== Task to complete ==
Transcribe each record below word for word.

* start Material for this exercise *

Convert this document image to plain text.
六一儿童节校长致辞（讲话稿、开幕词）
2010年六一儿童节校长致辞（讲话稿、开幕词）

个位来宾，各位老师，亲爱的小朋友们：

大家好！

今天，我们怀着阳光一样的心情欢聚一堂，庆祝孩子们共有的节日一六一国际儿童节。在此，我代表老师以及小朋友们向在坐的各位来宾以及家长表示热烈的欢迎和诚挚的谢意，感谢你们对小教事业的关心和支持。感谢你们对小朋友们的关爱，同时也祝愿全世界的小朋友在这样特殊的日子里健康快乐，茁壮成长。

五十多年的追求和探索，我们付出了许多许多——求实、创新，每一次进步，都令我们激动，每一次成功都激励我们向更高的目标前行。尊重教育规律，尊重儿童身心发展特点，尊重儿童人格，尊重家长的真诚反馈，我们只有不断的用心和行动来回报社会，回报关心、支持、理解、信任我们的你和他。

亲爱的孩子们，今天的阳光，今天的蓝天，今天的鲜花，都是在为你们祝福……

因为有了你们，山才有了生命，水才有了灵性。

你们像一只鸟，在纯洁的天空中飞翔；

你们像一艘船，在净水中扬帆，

* end Material for this exercise *

== Solution ==
Convert this document image to plain text.
六一儿童节校长致辞（讲话稿、开幕词）
2010年六一儿童节校长致辞（讲话稿、开幕词）

个位来宾，各位老师，亲爱的小朋友们：

大家好！

今天，我们怀着阳光一样的心情欢聚一堂，庆祝孩子们共有的节日一六一国际儿童节。在此，我代表老师以及小朋友们向在坐的各位来宾以及家长表示热烈的欢迎和诚挚的谢意，感谢你们对小教事业的关心和支持。感谢你们对小朋友们的关爱，同时也祝愿全世界的小朋友在这样特殊的日子里健康快乐，茁壮成长。

五十多年的追求和探索，我们付出了许多许多——求实、创新，每一次进步，都令我们激动，每一次成功都激励我们向更高的目标前行。尊重教育规律，尊重儿童身心发展特点，尊重儿童人格，尊重家长的真诚反馈，我们只有不断的用心和行动来回报社会，回报关心、支持、理解、信任我们的你和他。

亲爱的孩子们，今天的阳光，今天的蓝天，今天的鲜花，都是在为你们祝福……

因为有了你们，山才有了生命，水才有了灵性。

你们像一只鸟，在纯洁的天空中飞翔；

你们像一艘船，在净水中扬帆，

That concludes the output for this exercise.